EXERCISE DETAILS -
Repeat the entries that follow verbatim, without any of their pictures.

-- START OF MATERIAL --

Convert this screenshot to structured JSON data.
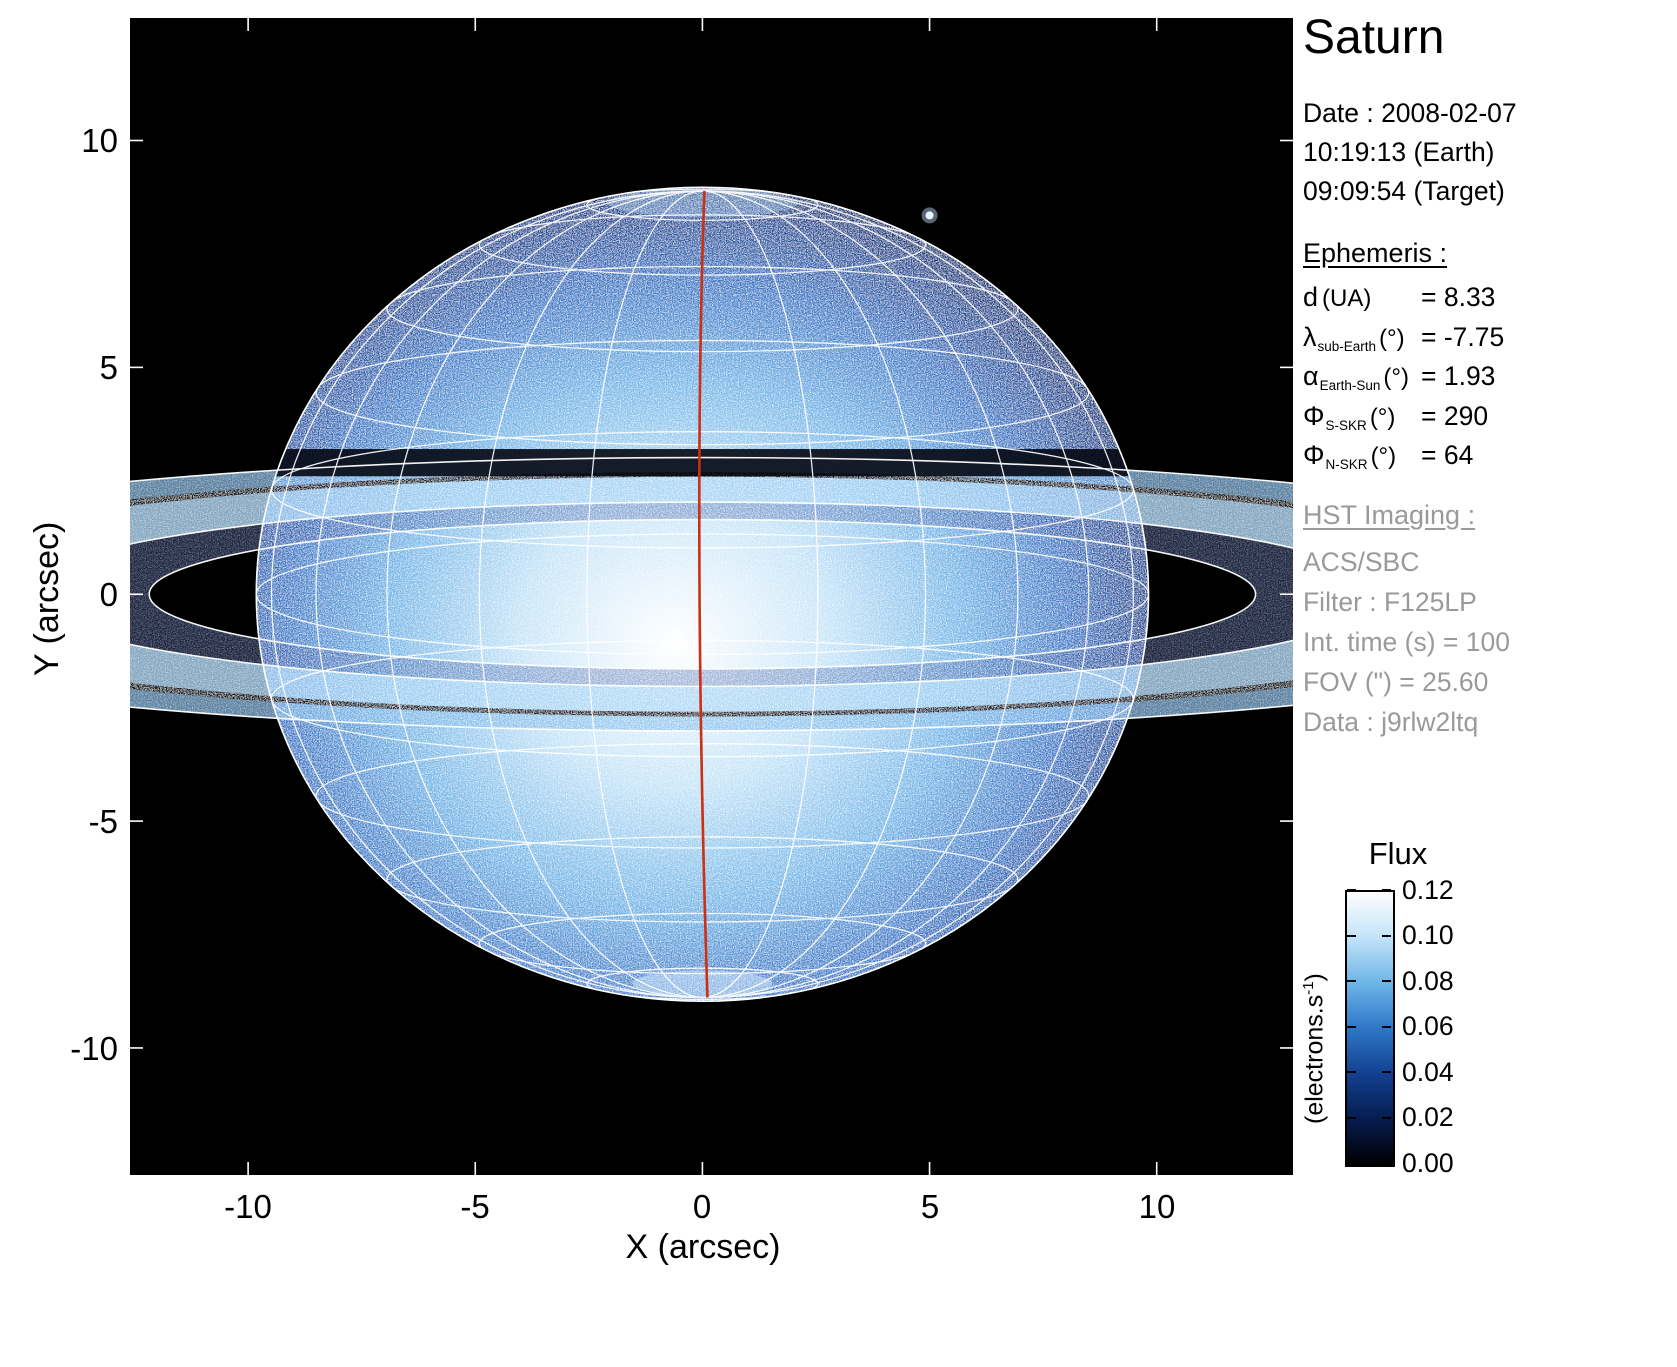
{
  "axes": {
    "xlabel": "X (arcsec)",
    "ylabel": "Y (arcsec)",
    "x_ticks": [
      "-10",
      "-5",
      "0",
      "5",
      "10"
    ],
    "y_ticks": [
      "10",
      "5",
      "0",
      "-5",
      "-10"
    ]
  },
  "info": {
    "title": "Saturn",
    "date_line1": "Date : 2008-02-07",
    "date_line2": "10:19:13 (Earth)",
    "date_line3": "09:09:54 (Target)",
    "ephemeris_heading": "Ephemeris :",
    "ephemeris": [
      {
        "symbol": "d",
        "subscript": "",
        "unit": "(UA)",
        "value": "= 8.33"
      },
      {
        "symbol": "λ",
        "subscript": "sub-Earth",
        "unit": "(°)",
        "value": "= -7.75"
      },
      {
        "symbol": "α",
        "subscript": "Earth-Sun",
        "unit": "(°)",
        "value": "= 1.93"
      },
      {
        "symbol": "Φ",
        "subscript": "S-SKR",
        "unit": "(°)",
        "value": "= 290"
      },
      {
        "symbol": "Φ",
        "subscript": "N-SKR",
        "unit": "(°)",
        "value": "= 64"
      }
    ],
    "hst_heading": "HST Imaging :",
    "hst_lines": [
      "ACS/SBC",
      "Filter : F125LP",
      "Int. time (s) = 100",
      "FOV (\") = 25.60",
      "Data : j9rlw2ltq"
    ]
  },
  "colorbar": {
    "title": "Flux",
    "unit_pre": "(electrons.s",
    "unit_sup": "-1",
    "unit_post": ")",
    "ticks": [
      "0.12",
      "0.10",
      "0.08",
      "0.06",
      "0.04",
      "0.02",
      "0.00"
    ]
  },
  "chart_data": {
    "type": "heatmap",
    "title": "Saturn",
    "xlabel": "X (arcsec)",
    "ylabel": "Y (arcsec)",
    "xlim": [
      -12.6,
      13.0
    ],
    "ylim": [
      -12.8,
      12.7
    ],
    "x_ticks": [
      -10,
      -5,
      0,
      5,
      10
    ],
    "y_ticks": [
      10,
      5,
      0,
      -5,
      -10
    ],
    "grid": false,
    "background_color": "#000000",
    "flux_unit": "electrons/s",
    "flux_min": 0.0,
    "flux_max": 0.12,
    "flux_ticks": [
      0.12,
      0.1,
      0.08,
      0.06,
      0.04,
      0.02,
      0.0
    ],
    "colormap_stops": [
      "#000000",
      "#061c4e",
      "#12408f",
      "#2e77c8",
      "#6db5e8",
      "#c2e3f8",
      "#ffffff"
    ],
    "planet": {
      "center_arcsec": [
        0,
        0
      ],
      "equatorial_radius_arcsec": 9.82,
      "polar_radius_arcsec": 8.97,
      "sub_earth_latitude_deg": -7.75,
      "grid_step_deg": 15,
      "grid_color": "#ffffff",
      "central_meridian_color": "#cc2f11"
    },
    "rings": {
      "opening_ratio": 0.135,
      "bands": [
        {
          "name": "C ring",
          "r_in": 1.24,
          "r_out": 1.53,
          "fill": "rgba(45,85,165,0.40)"
        },
        {
          "name": "B ring",
          "r_in": 1.53,
          "r_out": 1.95,
          "fill": "rgba(160,210,245,0.78)"
        },
        {
          "name": "Cassini division",
          "r_in": 1.95,
          "r_out": 2.03,
          "fill": "rgba(2,8,24,0.92)"
        },
        {
          "name": "A ring",
          "r_in": 2.03,
          "r_out": 2.27,
          "fill": "rgba(120,185,235,0.68)"
        }
      ],
      "outline_radii_rp": [
        1.24,
        1.53,
        2.27
      ],
      "outline_color": "#ffffff"
    },
    "ring_shadow_band": {
      "y_top_arcsec": 3.2,
      "y_bottom_arcsec": 2.6,
      "color": "rgba(0,2,12,0.88)"
    },
    "background_star": {
      "x_arcsec": 5.0,
      "y_arcsec": 8.35
    }
  }
}
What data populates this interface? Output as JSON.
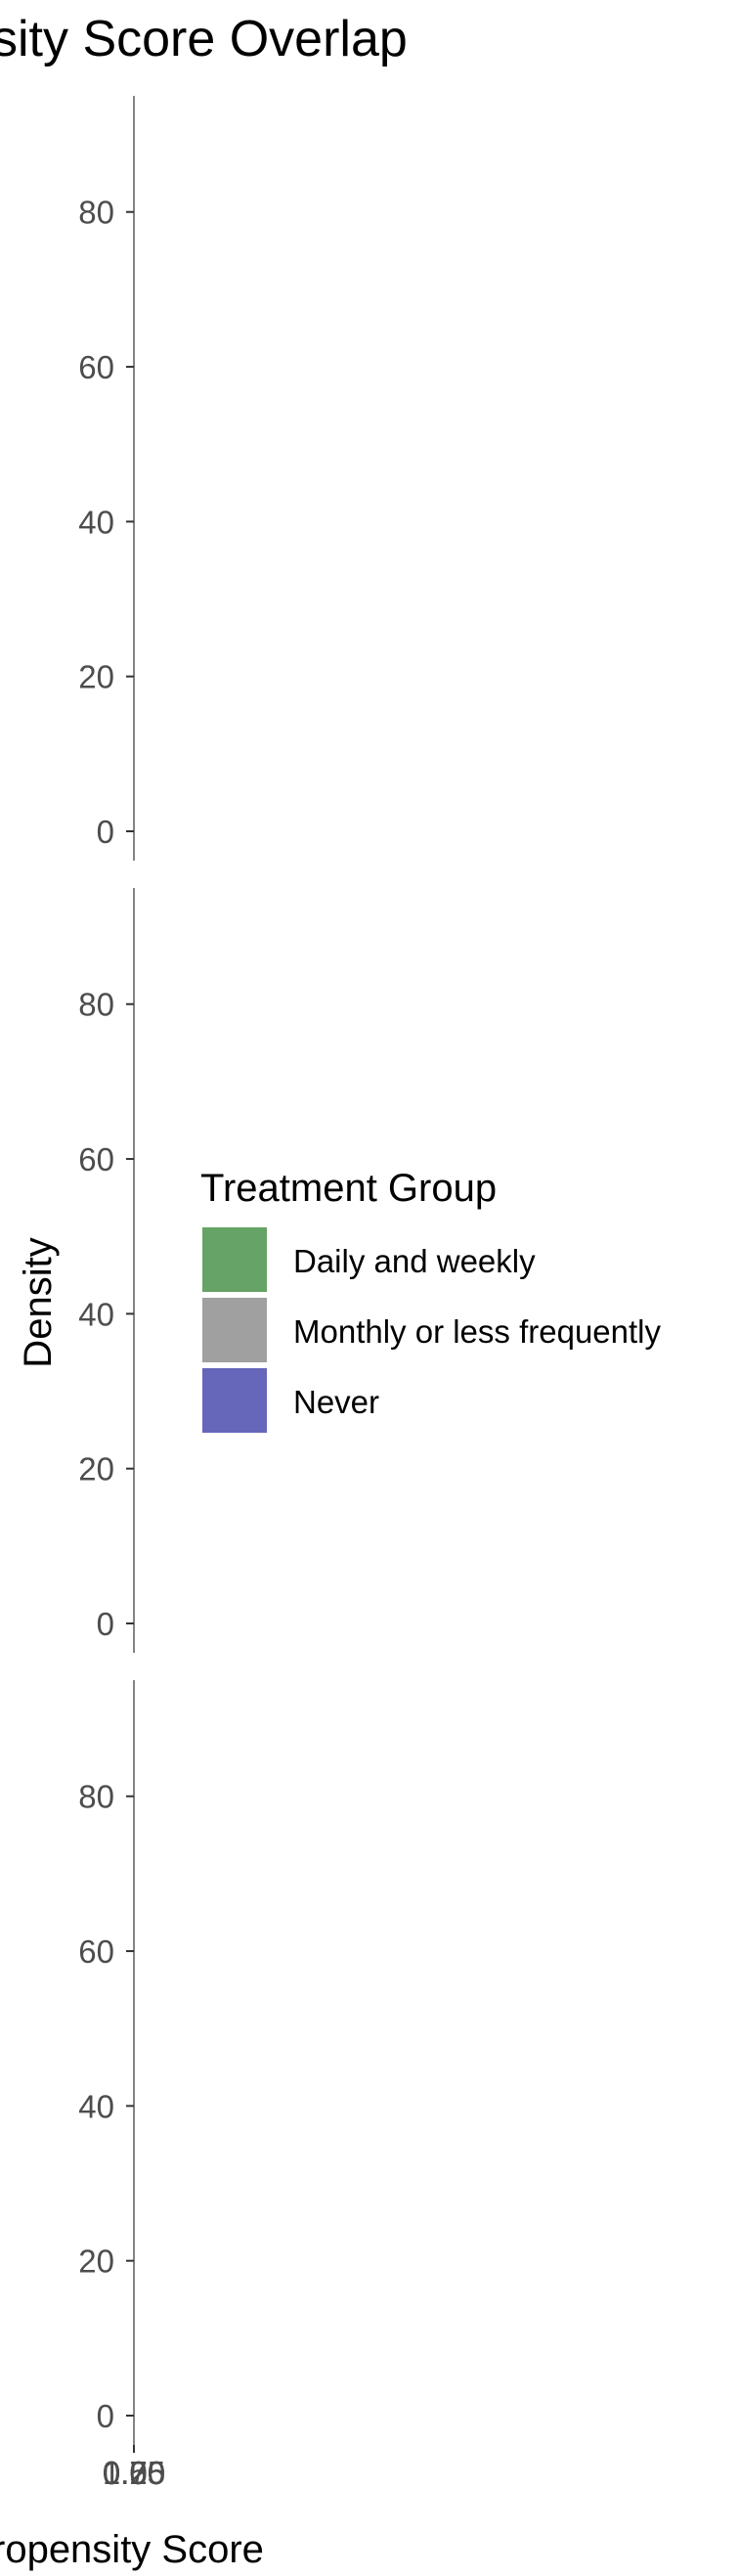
{
  "chart_data": {
    "type": "area",
    "title": "sity Score Overlap",
    "xlabel": "ropensity Score",
    "ylabel": "Density",
    "panels": [
      {
        "ylim": [
          0,
          95
        ],
        "yticks": [
          0,
          20,
          40,
          60,
          80
        ]
      },
      {
        "ylim": [
          0,
          95
        ],
        "yticks": [
          0,
          20,
          40,
          60,
          80
        ]
      },
      {
        "ylim": [
          0,
          95
        ],
        "yticks": [
          0,
          20,
          40,
          60,
          80
        ]
      }
    ],
    "x_tick_labels": [
      "0.00",
      "0.25",
      "0.50",
      "0.75",
      "1.00"
    ],
    "legend": {
      "title": "Treatment Group",
      "position": "right",
      "entries": [
        {
          "label": "Daily and weekly",
          "color": "#66a366"
        },
        {
          "label": "Monthly or less frequently",
          "color": "#a0a0a0"
        },
        {
          "label": "Never",
          "color": "#6666bb"
        }
      ]
    },
    "series": [
      {
        "name": "Daily and weekly",
        "values": []
      },
      {
        "name": "Monthly or less frequently",
        "values": []
      },
      {
        "name": "Never",
        "values": []
      }
    ],
    "grid": false
  }
}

-- END OF MATERIAL --

RESULT FOR THIS TASK -
Convert this screenshot to structured JSON data.
{
  "axes": {
    "xlabel": "X (arcsec)",
    "ylabel": "Y (arcsec)",
    "x_ticks": [
      "-10",
      "-5",
      "0",
      "5",
      "10"
    ],
    "y_ticks": [
      "10",
      "5",
      "0",
      "-5",
      "-10"
    ]
  },
  "info": {
    "title": "Saturn",
    "date_line1": "Date : 2008-02-07",
    "date_line2": "10:19:13 (Earth)",
    "date_line3": "09:09:54 (Target)",
    "ephemeris_heading": "Ephemeris :",
    "ephemeris": [
      {
        "symbol": "d",
        "subscript": "",
        "unit": "(UA)",
        "value": "= 8.33"
      },
      {
        "symbol": "λ",
        "subscript": "sub-Earth",
        "unit": "(°)",
        "value": "= -7.75"
      },
      {
        "symbol": "α",
        "subscript": "Earth-Sun",
        "unit": "(°)",
        "value": "= 1.93"
      },
      {
        "symbol": "Φ",
        "subscript": "S-SKR",
        "unit": "(°)",
        "value": "= 290"
      },
      {
        "symbol": "Φ",
        "subscript": "N-SKR",
        "unit": "(°)",
        "value": "= 64"
      }
    ],
    "hst_heading": "HST Imaging :",
    "hst_lines": [
      "ACS/SBC",
      "Filter : F125LP",
      "Int. time (s) = 100",
      "FOV (\") = 25.60",
      "Data : j9rlw2ltq"
    ]
  },
  "colorbar": {
    "title": "Flux",
    "unit_pre": "(electrons.s",
    "unit_sup": "-1",
    "unit_post": ")",
    "ticks": [
      "0.12",
      "0.10",
      "0.08",
      "0.06",
      "0.04",
      "0.02",
      "0.00"
    ]
  },
  "chart_data": {
    "type": "heatmap",
    "title": "Saturn",
    "xlabel": "X (arcsec)",
    "ylabel": "Y (arcsec)",
    "xlim": [
      -12.6,
      13.0
    ],
    "ylim": [
      -12.8,
      12.7
    ],
    "x_ticks": [
      -10,
      -5,
      0,
      5,
      10
    ],
    "y_ticks": [
      10,
      5,
      0,
      -5,
      -10
    ],
    "grid": false,
    "background_color": "#000000",
    "flux_unit": "electrons/s",
    "flux_min": 0.0,
    "flux_max": 0.12,
    "flux_ticks": [
      0.12,
      0.1,
      0.08,
      0.06,
      0.04,
      0.02,
      0.0
    ],
    "colormap_stops": [
      "#000000",
      "#061c4e",
      "#12408f",
      "#2e77c8",
      "#6db5e8",
      "#c2e3f8",
      "#ffffff"
    ],
    "planet": {
      "center_arcsec": [
        0,
        0
      ],
      "equatorial_radius_arcsec": 9.82,
      "polar_radius_arcsec": 8.97,
      "sub_earth_latitude_deg": -7.75,
      "grid_step_deg": 15,
      "grid_color": "#ffffff",
      "central_meridian_color": "#cc2f11"
    },
    "rings": {
      "opening_ratio": 0.135,
      "bands": [
        {
          "name": "C ring",
          "r_in": 1.24,
          "r_out": 1.53,
          "fill": "rgba(45,85,165,0.40)"
        },
        {
          "name": "B ring",
          "r_in": 1.53,
          "r_out": 1.95,
          "fill": "rgba(160,210,245,0.78)"
        },
        {
          "name": "Cassini division",
          "r_in": 1.95,
          "r_out": 2.03,
          "fill": "rgba(2,8,24,0.92)"
        },
        {
          "name": "A ring",
          "r_in": 2.03,
          "r_out": 2.27,
          "fill": "rgba(120,185,235,0.68)"
        }
      ],
      "outline_radii_rp": [
        1.24,
        1.53,
        2.27
      ],
      "outline_color": "#ffffff"
    },
    "ring_shadow_band": {
      "y_top_arcsec": 3.2,
      "y_bottom_arcsec": 2.6,
      "color": "rgba(0,2,12,0.88)"
    },
    "background_star": {
      "x_arcsec": 5.0,
      "y_arcsec": 8.35
    }
  }
}
What data populates this interface? Output as JSON.
{
  "chart_data": {
    "type": "area",
    "title": "sity Score Overlap",
    "xlabel": "ropensity Score",
    "ylabel": "Density",
    "panels": [
      {
        "ylim": [
          0,
          95
        ],
        "yticks": [
          0,
          20,
          40,
          60,
          80
        ]
      },
      {
        "ylim": [
          0,
          95
        ],
        "yticks": [
          0,
          20,
          40,
          60,
          80
        ]
      },
      {
        "ylim": [
          0,
          95
        ],
        "yticks": [
          0,
          20,
          40,
          60,
          80
        ]
      }
    ],
    "x_tick_labels": [
      "0.00",
      "0.25",
      "0.50",
      "0.75",
      "1.00"
    ],
    "legend": {
      "title": "Treatment Group",
      "position": "right",
      "entries": [
        {
          "label": "Daily and weekly",
          "color": "#66a366"
        },
        {
          "label": "Monthly or less frequently",
          "color": "#a0a0a0"
        },
        {
          "label": "Never",
          "color": "#6666bb"
        }
      ]
    },
    "series": [
      {
        "name": "Daily and weekly",
        "values": []
      },
      {
        "name": "Monthly or less frequently",
        "values": []
      },
      {
        "name": "Never",
        "values": []
      }
    ],
    "grid": false
  }
}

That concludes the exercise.